### EXERCISE PROMPT:
Copy the lines word for word, starting with the first one and stopping after the line that contains "legend-band bbox=[531, 357, 632, 376]".
━━━━━━━━━━━━━━━━
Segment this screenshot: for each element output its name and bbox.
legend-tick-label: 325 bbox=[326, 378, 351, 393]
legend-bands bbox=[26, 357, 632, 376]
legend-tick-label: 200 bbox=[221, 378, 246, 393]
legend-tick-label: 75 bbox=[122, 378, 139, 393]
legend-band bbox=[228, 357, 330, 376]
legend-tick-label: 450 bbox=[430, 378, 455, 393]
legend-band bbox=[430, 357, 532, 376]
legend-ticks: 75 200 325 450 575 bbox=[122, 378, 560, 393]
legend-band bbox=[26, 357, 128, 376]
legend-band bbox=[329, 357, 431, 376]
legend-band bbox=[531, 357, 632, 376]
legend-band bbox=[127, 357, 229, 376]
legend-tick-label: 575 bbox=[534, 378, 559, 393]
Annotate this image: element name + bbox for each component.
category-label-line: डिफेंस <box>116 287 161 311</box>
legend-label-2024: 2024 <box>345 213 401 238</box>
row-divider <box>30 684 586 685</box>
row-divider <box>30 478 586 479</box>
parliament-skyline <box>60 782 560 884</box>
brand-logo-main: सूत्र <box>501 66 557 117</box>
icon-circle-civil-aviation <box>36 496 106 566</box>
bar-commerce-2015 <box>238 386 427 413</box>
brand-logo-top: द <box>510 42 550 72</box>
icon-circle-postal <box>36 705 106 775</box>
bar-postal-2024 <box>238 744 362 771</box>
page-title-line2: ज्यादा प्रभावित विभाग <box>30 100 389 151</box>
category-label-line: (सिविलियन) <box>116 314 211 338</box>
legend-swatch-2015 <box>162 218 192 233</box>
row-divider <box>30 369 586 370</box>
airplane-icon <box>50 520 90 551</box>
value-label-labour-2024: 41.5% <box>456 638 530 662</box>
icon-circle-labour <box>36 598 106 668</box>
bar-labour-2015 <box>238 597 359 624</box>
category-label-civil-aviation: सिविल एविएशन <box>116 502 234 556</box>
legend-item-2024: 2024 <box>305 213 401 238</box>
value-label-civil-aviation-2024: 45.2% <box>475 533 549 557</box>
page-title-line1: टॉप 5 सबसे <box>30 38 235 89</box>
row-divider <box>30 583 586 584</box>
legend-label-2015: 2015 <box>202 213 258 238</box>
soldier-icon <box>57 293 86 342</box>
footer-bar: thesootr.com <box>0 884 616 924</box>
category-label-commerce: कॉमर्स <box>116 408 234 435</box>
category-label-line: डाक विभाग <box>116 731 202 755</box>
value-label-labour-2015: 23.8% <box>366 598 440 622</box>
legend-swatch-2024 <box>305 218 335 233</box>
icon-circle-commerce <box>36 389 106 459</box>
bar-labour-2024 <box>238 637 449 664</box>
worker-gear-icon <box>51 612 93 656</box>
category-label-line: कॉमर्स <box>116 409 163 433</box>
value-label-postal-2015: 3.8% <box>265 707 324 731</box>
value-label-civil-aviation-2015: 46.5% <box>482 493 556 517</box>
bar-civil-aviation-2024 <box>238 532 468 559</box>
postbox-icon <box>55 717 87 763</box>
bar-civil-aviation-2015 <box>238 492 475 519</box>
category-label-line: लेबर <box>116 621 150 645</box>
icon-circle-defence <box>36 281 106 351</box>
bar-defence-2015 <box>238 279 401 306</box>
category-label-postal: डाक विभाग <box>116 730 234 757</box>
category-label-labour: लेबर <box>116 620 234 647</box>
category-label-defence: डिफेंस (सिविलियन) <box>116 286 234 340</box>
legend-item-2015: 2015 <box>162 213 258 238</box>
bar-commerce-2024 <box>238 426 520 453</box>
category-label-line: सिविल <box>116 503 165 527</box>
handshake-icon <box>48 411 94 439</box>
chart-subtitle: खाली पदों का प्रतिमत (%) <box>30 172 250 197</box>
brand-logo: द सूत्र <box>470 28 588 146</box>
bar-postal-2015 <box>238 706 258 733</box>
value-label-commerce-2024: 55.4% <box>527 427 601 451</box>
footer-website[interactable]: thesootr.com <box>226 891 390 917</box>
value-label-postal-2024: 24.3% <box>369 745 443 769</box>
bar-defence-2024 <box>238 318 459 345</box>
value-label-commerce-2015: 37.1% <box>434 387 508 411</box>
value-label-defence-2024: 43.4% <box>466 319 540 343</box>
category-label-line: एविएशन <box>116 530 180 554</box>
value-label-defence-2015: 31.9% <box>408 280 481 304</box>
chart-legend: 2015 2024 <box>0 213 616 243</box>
━━━━━━━━━━━━━━━━
### FINISHED EXERCISE:
Segment this screenshot: for each element output its name and bbox.
legend-tick-label: 325 bbox=[326, 378, 351, 393]
legend-bands bbox=[26, 357, 632, 376]
legend-tick-label: 200 bbox=[221, 378, 246, 393]
legend-tick-label: 75 bbox=[122, 378, 139, 393]
legend-band bbox=[228, 357, 330, 376]
legend-tick-label: 450 bbox=[430, 378, 455, 393]
legend-band bbox=[430, 357, 532, 376]
legend-ticks: 75 200 325 450 575 bbox=[122, 378, 560, 393]
legend-band bbox=[26, 357, 128, 376]
legend-band bbox=[329, 357, 431, 376]
legend-band bbox=[531, 357, 632, 376]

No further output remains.